(Dataset entries)
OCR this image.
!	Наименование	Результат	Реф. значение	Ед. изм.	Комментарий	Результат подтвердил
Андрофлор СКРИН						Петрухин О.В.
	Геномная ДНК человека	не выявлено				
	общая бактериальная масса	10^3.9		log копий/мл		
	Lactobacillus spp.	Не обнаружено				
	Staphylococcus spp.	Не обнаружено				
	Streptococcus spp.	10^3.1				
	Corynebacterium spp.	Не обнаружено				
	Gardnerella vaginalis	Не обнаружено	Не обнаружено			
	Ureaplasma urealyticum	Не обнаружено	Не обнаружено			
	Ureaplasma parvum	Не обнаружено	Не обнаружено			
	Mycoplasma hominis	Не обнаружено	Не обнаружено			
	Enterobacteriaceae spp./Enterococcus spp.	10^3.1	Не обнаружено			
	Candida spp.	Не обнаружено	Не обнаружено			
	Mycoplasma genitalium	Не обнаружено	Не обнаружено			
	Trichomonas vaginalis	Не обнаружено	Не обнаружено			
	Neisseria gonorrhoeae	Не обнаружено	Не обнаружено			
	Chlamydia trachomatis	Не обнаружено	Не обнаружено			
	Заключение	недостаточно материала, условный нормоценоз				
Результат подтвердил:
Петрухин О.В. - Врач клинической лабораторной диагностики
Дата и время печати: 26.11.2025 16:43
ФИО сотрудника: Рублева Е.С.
(End Dataset entries)
▸ What needs to be done
Transcribe, exactly and completely, all of the entries.

▸ Response for this exercise
OCR this image.
!	Наименование	Результат	Реф. значение	Ед. изм.	Комментарий	Результат подтвердил
Андрофлор СКРИН						Петрухин О.В.
	Геномная ДНК человека	не выявлено				
	общая бактериальная масса	10^3.9		log копий/мл		
	Lactobacillus spp.	Не обнаружено				
	Staphylococcus spp.	Не обнаружено				
	Streptococcus spp.	10^3.1				
	Corynebacterium spp.	Не обнаружено				
	Gardnerella vaginalis	Не обнаружено	Не обнаружено			
	Ureaplasma urealyticum	Не обнаружено	Не обнаружено			
	Ureaplasma parvum	Не обнаружено	Не обнаружено			
	Mycoplasma hominis	Не обнаружено	Не обнаружено			
	Enterobacteriaceae spp./Enterococcus spp.	10^3.1	Не обнаружено			
	Candida spp.	Не обнаружено	Не обнаружено			
	Mycoplasma genitalium	Не обнаружено	Не обнаружено			
	Trichomonas vaginalis	Не обнаружено	Не обнаружено			
	Neisseria gonorrhoeae	Не обнаружено	Не обнаружено			
	Chlamydia trachomatis	Не обнаружено	Не обнаружено			
	Заключение	недостаточно материала, условный нормоценоз				
Результат подтвердил:
Петрухин О.В. - Врач клинической лабораторной диагностики
Дата и время печати: 26.11.2025 16:43
ФИО сотрудника: Рублева Е.С.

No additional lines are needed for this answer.